## Begin

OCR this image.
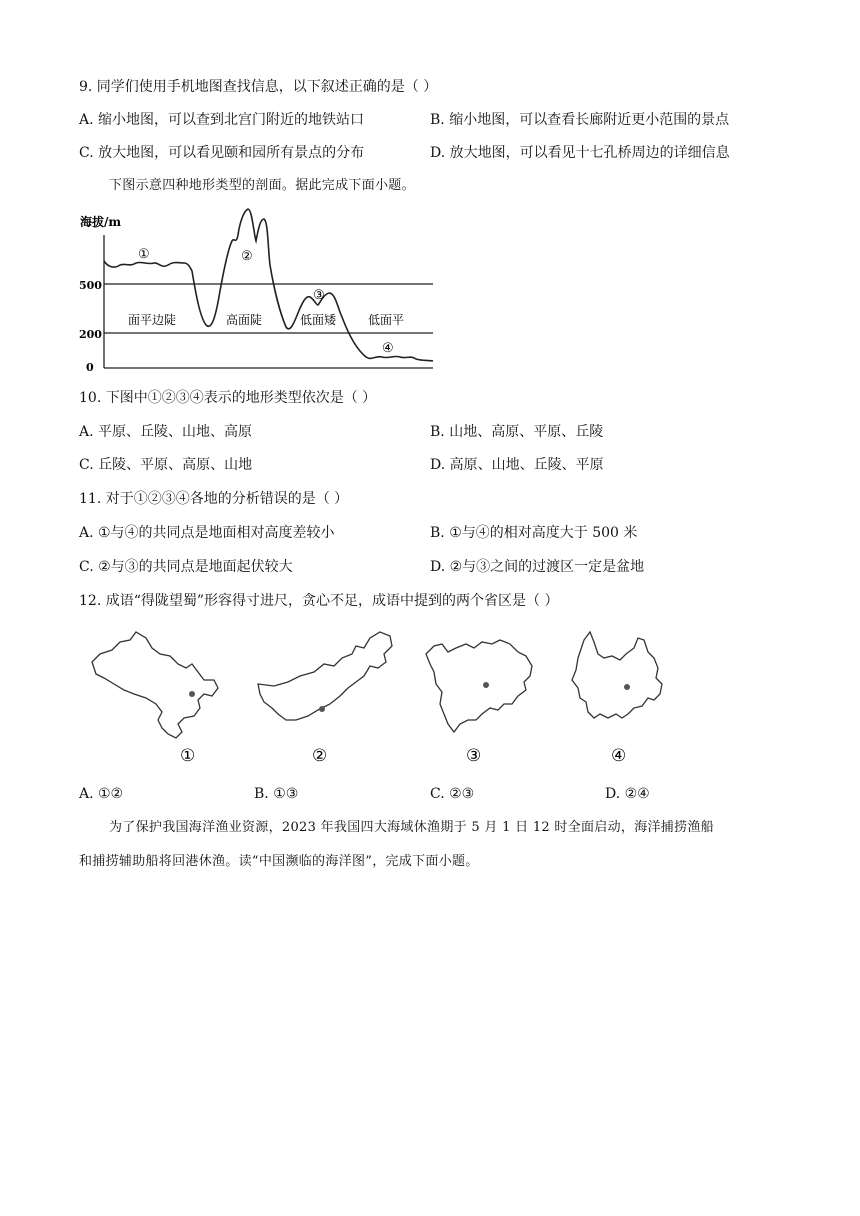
9. 同学们使用手机地图查找信息，以下叙述正确的是（ ）
A. 缩小地图，可以查到北宫门附近的地铁站口	B. 缩小地图，可以查看长廊附近更小范围的景点
C. 放大地图，可以看见颐和园所有景点的分布	D. 放大地图，可以看见十七孔桥周边的详细信息
下图示意四种地形类型的剖面。据此完成下面小题。
海拔/m
500
200
0
①	②
③
④
面平边陡	高面陡	低面矮	低面平
10. 下图中①②③④表示的地形类型依次是（ ）
A. 平原、丘陵、山地、高原	B. 山地、高原、平原、丘陵
C. 丘陵、平原、高原、山地	D. 高原、山地、丘陵、平原
11. 对于①②③④各地的分析错误的是（ ）
A. ①与④的共同点是地面相对高度差较小	B. ①与④的相对高度大于 500 米
C. ②与③的共同点是地面起伏较大	D. ②与③之间的过渡区一定是盆地
12. 成语“得陇望蜀”形容得寸进尺，贪心不足，成语中提到的两个省区是（ ）
①	②	③	④
A. ①②	B. ①③	C. ②③	D. ②④
为了保护我国海洋渔业资源，2023 年我国四大海域休渔期于 5 月 1 日 12 时全面启动，海洋捕捞渔船
和捕捞辅助船将回港休渔。读“中国濒临的海洋图”，完成下面小题。
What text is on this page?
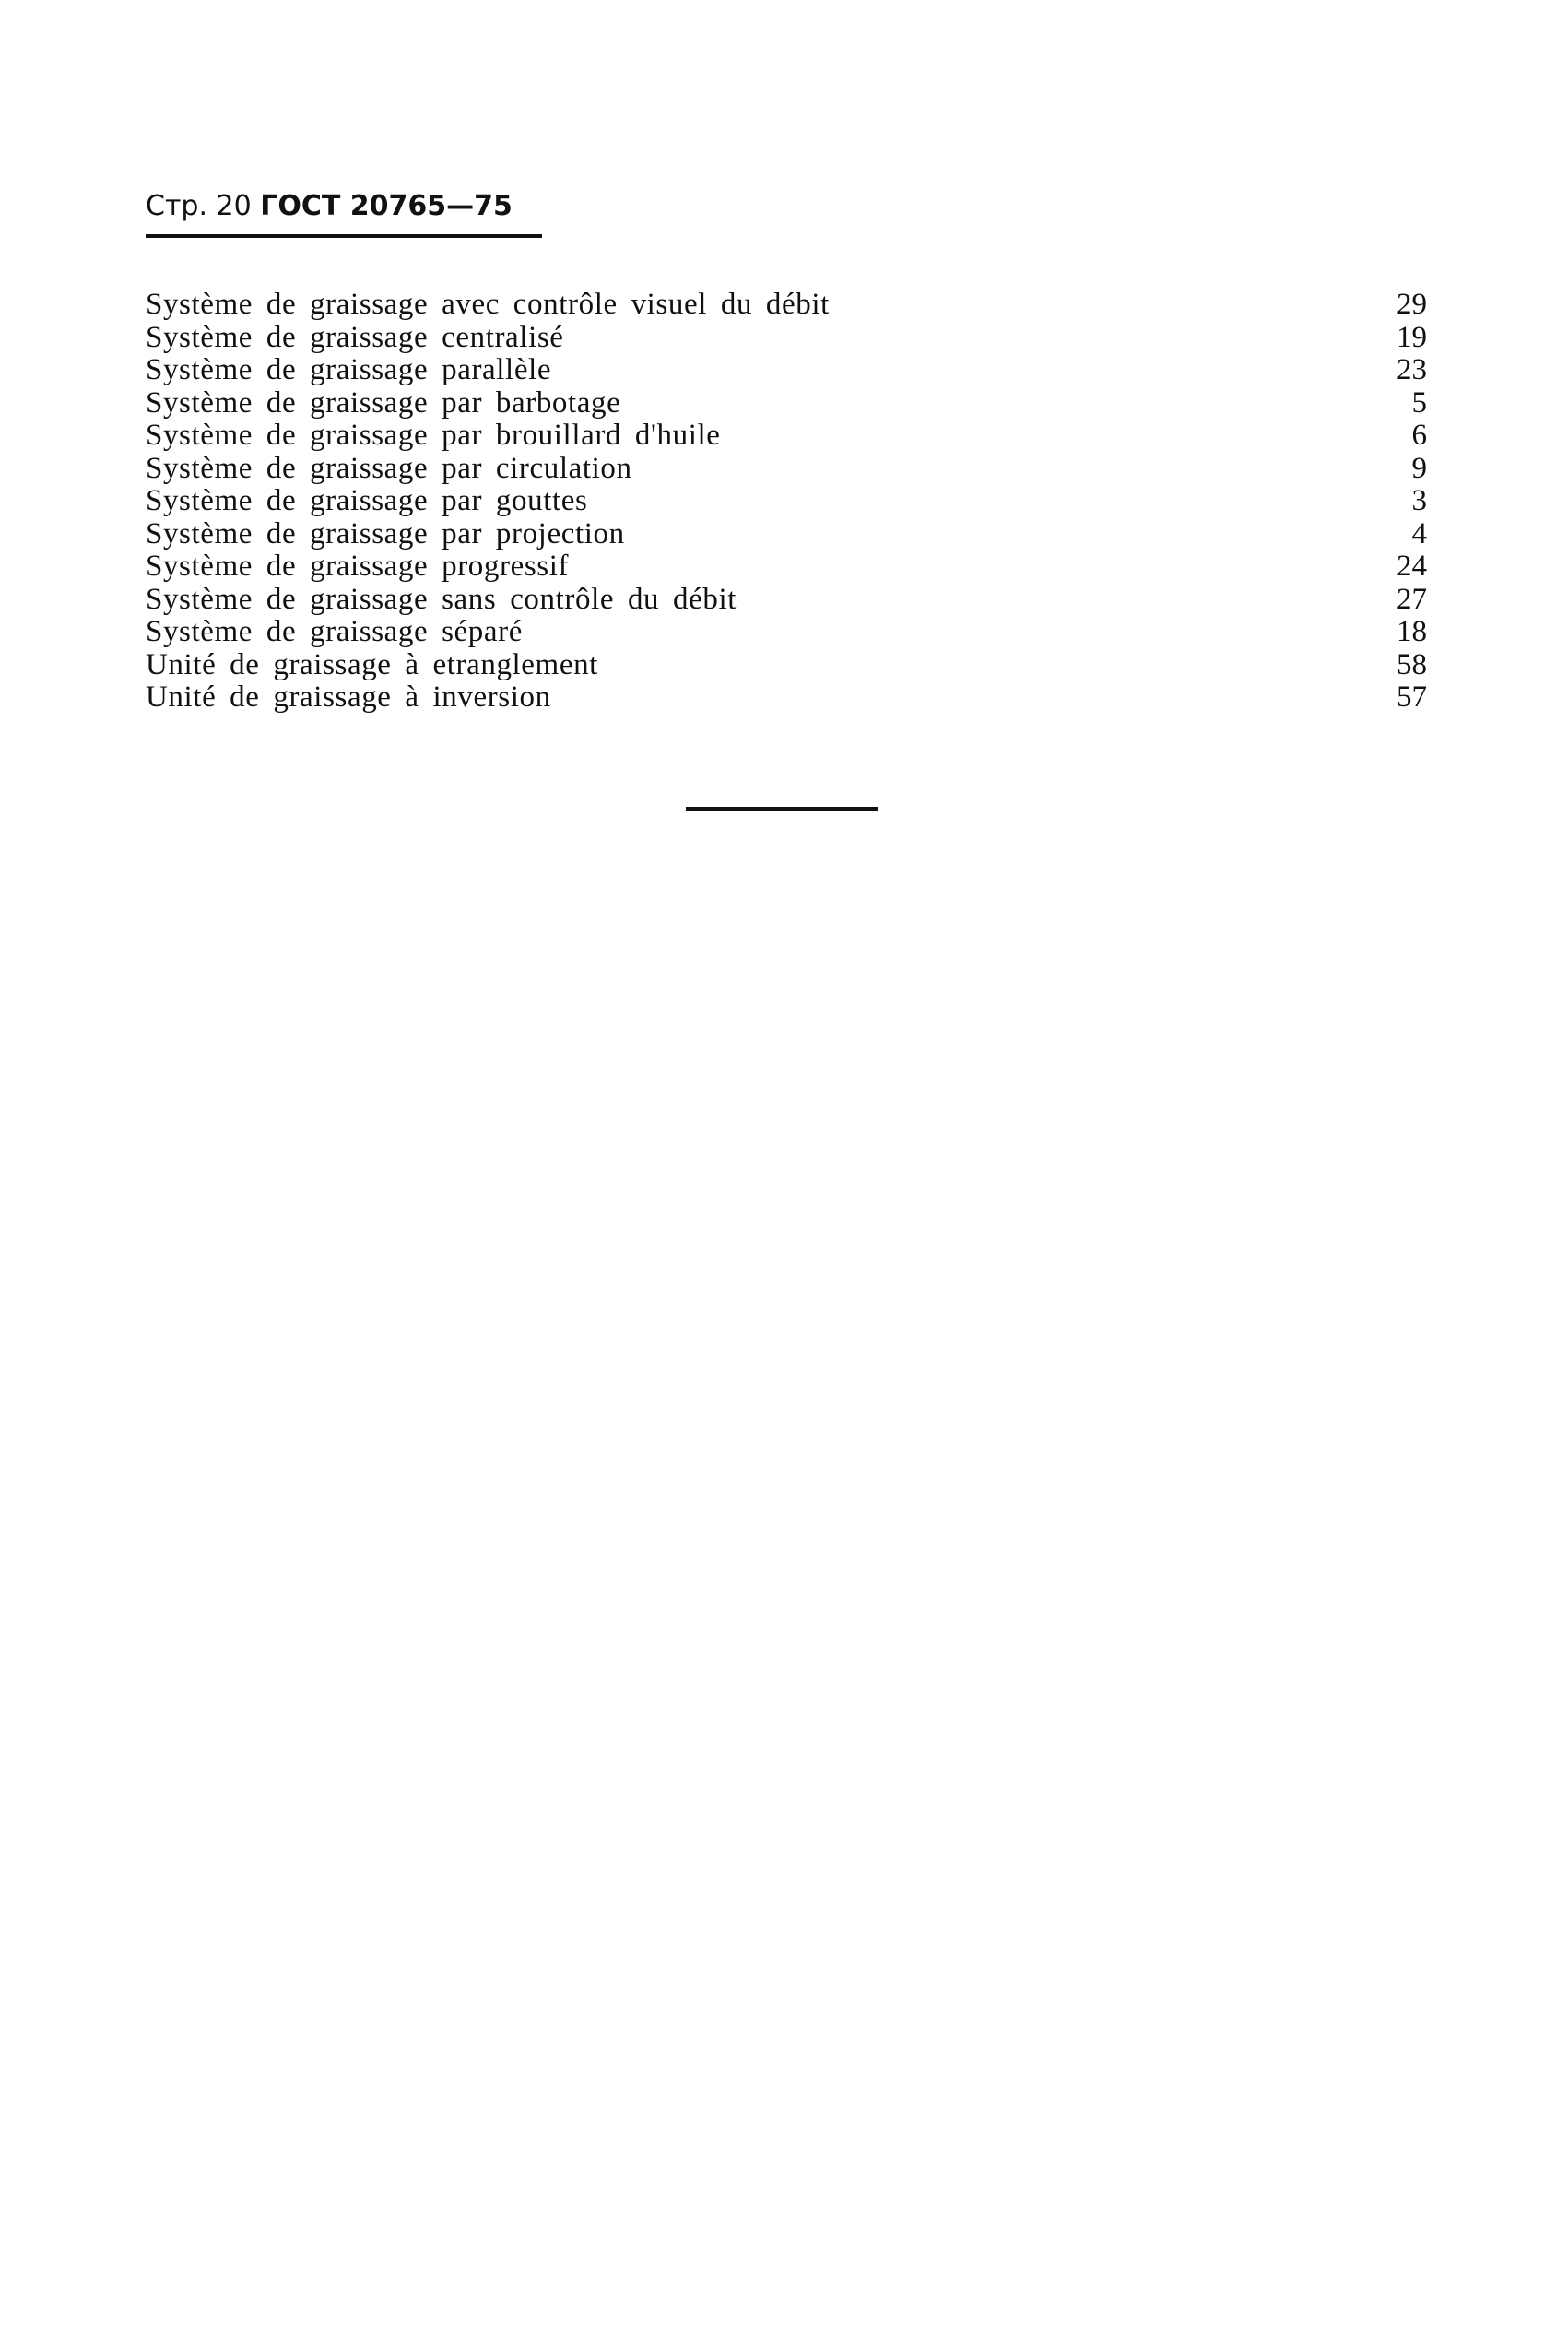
Стр. 20 ГОСТ 20765—75
Système de graissage avec contrôle visuel du débit	29
Système de graissage centralisé	19
Système de graissage parallèle	23
Système de graissage par barbotage	5
Système de graissage par brouillard d'huile	6
Système de graissage par circulation	9
Système de graissage par gouttes	3
Système de graissage par projection	4
Système de graissage progressif	24
Système de graissage sans contrôle du débit	27
Système de graissage séparé	18
Unité de graissage à etranglement	58
Unité de graissage à inversion	57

## End

» What this task involves
Locate "What text is on this page?" in the listing above, then print exactly the lines from that line through the final one, omitting all pictures.

» Written response
What text is on this page?
Стр. 20 ГОСТ 20765—75
Système de graissage avec contrôle visuel du débit	29
Système de graissage centralisé	19
Système de graissage parallèle	23
Système de graissage par barbotage	5
Système de graissage par brouillard d'huile	6
Système de graissage par circulation	9
Système de graissage par gouttes	3
Système de graissage par projection	4
Système de graissage progressif	24
Système de graissage sans contrôle du débit	27
Système de graissage séparé	18
Unité de graissage à etranglement	58
Unité de graissage à inversion	57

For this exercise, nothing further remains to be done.